## MATERIAL
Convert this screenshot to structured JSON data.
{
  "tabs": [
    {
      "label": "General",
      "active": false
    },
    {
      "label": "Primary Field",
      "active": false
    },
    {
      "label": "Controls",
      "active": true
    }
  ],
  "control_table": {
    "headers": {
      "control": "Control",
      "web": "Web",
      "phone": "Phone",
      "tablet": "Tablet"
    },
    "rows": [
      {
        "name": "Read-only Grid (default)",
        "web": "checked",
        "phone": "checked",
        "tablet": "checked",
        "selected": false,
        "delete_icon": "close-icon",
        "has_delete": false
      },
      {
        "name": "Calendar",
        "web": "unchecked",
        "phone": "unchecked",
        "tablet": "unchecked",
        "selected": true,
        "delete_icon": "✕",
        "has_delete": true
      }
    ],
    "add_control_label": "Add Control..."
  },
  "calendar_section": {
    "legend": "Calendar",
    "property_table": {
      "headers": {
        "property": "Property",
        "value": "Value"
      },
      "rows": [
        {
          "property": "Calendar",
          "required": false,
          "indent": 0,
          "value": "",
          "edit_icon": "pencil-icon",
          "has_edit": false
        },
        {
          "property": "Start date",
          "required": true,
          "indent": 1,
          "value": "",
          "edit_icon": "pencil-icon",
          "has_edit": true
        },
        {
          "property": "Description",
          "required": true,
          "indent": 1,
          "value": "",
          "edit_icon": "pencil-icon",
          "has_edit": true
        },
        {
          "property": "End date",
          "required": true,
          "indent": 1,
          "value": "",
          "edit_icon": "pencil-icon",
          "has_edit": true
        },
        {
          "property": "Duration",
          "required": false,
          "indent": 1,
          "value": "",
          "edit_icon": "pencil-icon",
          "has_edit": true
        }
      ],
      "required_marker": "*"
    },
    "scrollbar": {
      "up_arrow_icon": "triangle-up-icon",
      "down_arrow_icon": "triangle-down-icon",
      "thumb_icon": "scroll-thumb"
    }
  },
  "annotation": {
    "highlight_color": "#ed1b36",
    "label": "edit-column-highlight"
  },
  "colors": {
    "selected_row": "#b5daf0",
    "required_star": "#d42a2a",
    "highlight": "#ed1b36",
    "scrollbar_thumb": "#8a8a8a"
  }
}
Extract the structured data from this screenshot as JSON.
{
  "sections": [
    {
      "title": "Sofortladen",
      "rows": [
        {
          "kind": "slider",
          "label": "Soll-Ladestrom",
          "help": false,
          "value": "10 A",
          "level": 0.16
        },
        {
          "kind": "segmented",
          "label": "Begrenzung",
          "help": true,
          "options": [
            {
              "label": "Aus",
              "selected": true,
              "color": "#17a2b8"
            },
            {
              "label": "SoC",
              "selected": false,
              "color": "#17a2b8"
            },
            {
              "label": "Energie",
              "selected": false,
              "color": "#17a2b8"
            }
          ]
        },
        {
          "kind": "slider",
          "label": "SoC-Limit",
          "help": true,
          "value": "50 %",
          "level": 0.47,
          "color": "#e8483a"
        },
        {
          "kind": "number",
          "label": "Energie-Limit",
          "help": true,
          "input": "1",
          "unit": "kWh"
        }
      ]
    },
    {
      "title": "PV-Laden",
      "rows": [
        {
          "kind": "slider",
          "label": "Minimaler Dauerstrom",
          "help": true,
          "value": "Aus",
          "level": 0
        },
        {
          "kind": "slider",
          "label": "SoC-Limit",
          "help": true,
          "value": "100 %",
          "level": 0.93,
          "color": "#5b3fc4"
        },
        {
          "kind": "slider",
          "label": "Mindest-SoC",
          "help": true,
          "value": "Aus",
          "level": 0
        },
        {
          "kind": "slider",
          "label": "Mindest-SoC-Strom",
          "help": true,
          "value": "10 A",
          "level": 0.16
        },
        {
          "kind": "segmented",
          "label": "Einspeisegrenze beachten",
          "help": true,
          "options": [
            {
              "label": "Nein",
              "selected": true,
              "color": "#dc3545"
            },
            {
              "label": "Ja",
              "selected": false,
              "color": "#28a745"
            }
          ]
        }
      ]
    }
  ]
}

## WORK TO DO
Scan the material above. Copy each line where "data" occurs.

## RESULT OF THIS EXERCISE
Convert this screenshot to structured JSON data.
Extract the structured data from this screenshot as JSON.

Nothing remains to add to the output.